[Entries from a dataset]

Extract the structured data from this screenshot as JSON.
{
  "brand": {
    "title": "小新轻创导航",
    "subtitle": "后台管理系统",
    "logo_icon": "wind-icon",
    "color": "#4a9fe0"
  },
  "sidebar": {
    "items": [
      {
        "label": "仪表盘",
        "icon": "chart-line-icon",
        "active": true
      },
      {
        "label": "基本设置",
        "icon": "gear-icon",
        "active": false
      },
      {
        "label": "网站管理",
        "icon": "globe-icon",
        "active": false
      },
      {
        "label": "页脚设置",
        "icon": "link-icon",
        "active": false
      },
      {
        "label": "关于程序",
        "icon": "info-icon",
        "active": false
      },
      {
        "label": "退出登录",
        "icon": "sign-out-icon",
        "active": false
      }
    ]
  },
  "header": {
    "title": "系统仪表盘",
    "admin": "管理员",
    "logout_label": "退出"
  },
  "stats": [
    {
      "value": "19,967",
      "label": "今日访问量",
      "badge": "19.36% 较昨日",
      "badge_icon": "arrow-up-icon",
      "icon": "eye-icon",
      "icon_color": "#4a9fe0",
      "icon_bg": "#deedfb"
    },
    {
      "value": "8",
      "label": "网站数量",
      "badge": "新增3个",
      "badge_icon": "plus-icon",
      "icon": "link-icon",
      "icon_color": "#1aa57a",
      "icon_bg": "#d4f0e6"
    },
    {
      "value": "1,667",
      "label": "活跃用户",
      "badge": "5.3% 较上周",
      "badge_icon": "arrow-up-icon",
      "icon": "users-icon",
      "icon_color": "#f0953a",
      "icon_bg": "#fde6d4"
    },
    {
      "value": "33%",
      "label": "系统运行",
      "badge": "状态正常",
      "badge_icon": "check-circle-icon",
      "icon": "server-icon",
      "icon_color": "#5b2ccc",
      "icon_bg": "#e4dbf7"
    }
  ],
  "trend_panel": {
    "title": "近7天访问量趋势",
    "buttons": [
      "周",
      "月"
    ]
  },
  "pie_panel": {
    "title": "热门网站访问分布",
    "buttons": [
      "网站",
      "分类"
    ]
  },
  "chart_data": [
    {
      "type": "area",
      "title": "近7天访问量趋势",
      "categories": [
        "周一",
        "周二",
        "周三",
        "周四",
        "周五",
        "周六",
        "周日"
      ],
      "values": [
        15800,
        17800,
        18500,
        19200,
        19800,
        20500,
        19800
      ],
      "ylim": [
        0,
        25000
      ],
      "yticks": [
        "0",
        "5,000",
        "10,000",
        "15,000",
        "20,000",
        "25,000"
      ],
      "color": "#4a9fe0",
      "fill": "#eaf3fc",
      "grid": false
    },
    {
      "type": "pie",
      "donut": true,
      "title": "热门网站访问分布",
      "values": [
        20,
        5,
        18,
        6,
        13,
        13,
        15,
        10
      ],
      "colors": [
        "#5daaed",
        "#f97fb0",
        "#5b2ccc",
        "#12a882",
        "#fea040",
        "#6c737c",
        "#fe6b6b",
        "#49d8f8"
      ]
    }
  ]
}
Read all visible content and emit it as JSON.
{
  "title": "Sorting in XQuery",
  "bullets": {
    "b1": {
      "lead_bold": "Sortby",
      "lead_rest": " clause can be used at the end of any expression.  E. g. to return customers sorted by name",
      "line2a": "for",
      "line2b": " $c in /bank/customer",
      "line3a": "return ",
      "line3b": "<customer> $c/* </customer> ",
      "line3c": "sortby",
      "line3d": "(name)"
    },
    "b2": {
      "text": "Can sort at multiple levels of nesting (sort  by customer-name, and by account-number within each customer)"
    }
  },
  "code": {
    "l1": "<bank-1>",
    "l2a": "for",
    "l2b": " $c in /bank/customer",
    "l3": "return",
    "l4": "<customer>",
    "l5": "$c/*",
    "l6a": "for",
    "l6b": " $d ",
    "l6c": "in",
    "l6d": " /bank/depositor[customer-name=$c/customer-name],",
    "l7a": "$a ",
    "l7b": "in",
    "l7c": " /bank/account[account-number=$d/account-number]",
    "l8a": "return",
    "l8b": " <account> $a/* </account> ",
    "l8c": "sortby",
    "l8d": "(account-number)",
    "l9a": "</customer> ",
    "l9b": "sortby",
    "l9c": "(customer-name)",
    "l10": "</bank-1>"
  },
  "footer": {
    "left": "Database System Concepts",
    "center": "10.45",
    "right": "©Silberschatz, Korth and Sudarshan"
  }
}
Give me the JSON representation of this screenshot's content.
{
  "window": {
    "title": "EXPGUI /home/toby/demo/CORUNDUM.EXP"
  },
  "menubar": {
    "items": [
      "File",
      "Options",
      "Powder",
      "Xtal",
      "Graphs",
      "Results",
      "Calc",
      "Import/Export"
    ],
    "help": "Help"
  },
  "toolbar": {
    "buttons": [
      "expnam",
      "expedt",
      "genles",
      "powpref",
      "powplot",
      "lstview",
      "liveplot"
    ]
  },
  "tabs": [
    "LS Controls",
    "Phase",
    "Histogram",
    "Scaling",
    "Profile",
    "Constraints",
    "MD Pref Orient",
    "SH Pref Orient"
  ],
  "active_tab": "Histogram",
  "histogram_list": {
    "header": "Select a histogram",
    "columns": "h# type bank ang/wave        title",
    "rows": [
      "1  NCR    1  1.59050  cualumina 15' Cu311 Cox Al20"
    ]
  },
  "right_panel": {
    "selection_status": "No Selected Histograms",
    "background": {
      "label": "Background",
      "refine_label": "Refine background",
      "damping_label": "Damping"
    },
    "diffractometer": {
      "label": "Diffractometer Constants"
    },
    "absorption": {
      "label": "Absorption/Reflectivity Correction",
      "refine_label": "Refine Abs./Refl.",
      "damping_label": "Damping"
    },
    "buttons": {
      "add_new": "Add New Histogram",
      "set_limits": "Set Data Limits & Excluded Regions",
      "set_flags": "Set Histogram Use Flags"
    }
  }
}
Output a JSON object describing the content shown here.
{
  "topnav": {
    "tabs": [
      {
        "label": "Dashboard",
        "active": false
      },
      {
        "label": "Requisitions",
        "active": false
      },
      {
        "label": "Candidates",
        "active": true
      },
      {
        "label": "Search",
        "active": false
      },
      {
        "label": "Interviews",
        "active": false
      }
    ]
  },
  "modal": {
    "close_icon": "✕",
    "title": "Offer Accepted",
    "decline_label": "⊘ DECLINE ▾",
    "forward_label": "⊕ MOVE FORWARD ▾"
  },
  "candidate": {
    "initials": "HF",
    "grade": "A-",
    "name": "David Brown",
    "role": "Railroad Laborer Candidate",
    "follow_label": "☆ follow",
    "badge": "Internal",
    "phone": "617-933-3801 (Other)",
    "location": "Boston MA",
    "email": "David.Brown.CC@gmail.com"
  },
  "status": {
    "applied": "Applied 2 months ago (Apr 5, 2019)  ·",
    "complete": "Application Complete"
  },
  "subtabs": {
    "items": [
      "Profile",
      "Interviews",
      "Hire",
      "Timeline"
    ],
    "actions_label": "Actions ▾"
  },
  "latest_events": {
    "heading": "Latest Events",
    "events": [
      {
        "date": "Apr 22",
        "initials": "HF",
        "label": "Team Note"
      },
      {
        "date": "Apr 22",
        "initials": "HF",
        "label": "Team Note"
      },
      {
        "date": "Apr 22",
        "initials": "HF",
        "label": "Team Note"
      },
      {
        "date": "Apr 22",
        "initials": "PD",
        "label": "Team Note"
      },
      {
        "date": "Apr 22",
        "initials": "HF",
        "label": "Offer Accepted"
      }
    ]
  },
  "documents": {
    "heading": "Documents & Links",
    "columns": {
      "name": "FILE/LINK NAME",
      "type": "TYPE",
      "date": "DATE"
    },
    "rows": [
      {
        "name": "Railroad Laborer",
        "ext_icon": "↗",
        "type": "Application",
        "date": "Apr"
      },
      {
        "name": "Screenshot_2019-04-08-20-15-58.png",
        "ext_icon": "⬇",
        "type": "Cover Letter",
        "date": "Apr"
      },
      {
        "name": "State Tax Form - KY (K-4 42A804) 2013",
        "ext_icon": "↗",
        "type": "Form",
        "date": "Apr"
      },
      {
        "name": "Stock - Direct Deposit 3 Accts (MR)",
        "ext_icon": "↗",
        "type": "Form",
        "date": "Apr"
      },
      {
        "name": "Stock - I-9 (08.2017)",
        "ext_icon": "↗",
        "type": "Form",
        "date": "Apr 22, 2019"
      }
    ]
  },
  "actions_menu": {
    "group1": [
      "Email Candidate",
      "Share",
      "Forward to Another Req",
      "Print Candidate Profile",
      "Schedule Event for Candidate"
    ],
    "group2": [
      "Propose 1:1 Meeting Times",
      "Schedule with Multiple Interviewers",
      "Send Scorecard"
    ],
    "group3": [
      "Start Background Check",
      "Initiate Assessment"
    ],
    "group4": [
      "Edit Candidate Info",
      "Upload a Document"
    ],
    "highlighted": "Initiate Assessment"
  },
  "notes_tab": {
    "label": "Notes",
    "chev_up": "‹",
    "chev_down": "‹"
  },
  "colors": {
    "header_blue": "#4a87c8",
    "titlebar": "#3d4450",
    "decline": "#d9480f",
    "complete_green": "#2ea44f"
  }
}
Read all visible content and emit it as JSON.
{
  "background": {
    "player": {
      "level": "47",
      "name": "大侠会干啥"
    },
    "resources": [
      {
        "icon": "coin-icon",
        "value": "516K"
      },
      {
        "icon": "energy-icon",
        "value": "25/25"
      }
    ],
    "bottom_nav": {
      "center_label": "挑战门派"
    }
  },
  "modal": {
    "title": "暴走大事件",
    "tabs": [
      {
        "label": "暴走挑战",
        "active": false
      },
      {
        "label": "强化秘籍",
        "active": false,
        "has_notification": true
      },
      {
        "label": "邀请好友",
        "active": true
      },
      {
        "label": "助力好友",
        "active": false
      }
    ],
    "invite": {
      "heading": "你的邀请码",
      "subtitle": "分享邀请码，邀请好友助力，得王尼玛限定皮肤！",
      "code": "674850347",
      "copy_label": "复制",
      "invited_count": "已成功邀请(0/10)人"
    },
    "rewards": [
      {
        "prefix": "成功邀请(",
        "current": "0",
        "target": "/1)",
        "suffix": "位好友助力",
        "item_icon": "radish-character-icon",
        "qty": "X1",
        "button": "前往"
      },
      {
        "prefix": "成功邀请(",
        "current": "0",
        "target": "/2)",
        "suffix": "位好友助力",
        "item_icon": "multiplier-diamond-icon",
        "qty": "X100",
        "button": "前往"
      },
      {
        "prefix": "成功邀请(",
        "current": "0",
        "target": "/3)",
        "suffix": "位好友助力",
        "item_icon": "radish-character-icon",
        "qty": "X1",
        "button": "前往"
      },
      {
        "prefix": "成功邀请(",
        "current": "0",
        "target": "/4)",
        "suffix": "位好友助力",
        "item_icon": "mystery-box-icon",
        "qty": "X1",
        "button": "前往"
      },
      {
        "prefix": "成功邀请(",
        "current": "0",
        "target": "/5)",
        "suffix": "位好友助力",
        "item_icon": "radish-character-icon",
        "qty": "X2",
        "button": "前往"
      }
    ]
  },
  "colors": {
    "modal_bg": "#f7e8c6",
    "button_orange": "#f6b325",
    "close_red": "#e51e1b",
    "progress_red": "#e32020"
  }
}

• _CHALLENGE_
Write out each line of the data that holds the string "return".

• _CORRECT ANSWER_
      "lead_rest": " clause can be used at the end of any expression.  E. g. to return customers sorted by name",
      "line3a": "return ",
    "l3": "return",
    "l8a": "return",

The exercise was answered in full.